**Dataset items**
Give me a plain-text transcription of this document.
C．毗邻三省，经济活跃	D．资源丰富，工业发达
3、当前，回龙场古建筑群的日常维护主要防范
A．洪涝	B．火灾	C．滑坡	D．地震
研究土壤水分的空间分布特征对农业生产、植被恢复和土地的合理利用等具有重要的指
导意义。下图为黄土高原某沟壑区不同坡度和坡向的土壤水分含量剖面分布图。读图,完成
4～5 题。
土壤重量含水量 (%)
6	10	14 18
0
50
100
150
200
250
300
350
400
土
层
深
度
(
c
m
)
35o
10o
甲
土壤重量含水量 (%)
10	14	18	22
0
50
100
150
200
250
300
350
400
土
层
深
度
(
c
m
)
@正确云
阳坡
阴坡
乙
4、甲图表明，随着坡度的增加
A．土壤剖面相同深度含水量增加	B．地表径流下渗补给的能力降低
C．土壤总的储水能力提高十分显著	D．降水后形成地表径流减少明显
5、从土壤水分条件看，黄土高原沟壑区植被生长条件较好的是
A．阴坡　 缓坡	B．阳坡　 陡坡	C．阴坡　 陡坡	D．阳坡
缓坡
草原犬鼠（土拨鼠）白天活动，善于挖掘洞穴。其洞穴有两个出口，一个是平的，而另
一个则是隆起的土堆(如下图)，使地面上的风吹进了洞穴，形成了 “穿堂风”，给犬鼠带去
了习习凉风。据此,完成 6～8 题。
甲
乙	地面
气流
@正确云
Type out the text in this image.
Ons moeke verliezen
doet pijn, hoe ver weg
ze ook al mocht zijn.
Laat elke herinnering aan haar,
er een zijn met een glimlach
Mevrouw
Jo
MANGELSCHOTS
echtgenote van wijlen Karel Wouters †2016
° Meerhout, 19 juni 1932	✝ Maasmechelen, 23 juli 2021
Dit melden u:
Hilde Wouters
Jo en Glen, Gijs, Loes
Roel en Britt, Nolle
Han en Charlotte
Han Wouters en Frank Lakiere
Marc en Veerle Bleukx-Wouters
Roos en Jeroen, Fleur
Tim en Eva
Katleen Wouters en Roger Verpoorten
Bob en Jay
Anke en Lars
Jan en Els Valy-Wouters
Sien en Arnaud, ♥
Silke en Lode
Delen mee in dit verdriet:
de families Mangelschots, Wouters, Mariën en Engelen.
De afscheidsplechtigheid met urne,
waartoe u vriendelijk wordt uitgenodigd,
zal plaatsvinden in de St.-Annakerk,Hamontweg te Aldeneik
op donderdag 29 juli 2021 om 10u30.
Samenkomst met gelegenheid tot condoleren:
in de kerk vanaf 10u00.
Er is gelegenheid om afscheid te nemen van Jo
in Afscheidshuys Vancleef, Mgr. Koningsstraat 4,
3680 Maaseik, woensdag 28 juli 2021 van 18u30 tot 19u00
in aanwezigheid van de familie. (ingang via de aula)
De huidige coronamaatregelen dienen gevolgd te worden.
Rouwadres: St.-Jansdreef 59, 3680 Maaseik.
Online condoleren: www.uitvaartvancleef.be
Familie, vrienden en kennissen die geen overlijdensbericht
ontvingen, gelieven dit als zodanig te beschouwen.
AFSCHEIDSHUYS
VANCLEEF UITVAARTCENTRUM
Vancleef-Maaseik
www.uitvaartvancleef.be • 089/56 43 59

**INSTRUCTION**
Reproduce each line of the material containing the word "uitvaartvancleef".

**EXERCISE RESULT**
Online condoleren: www.uitvaartvancleef.be
www.uitvaartvancleef.be • 089/56 43 59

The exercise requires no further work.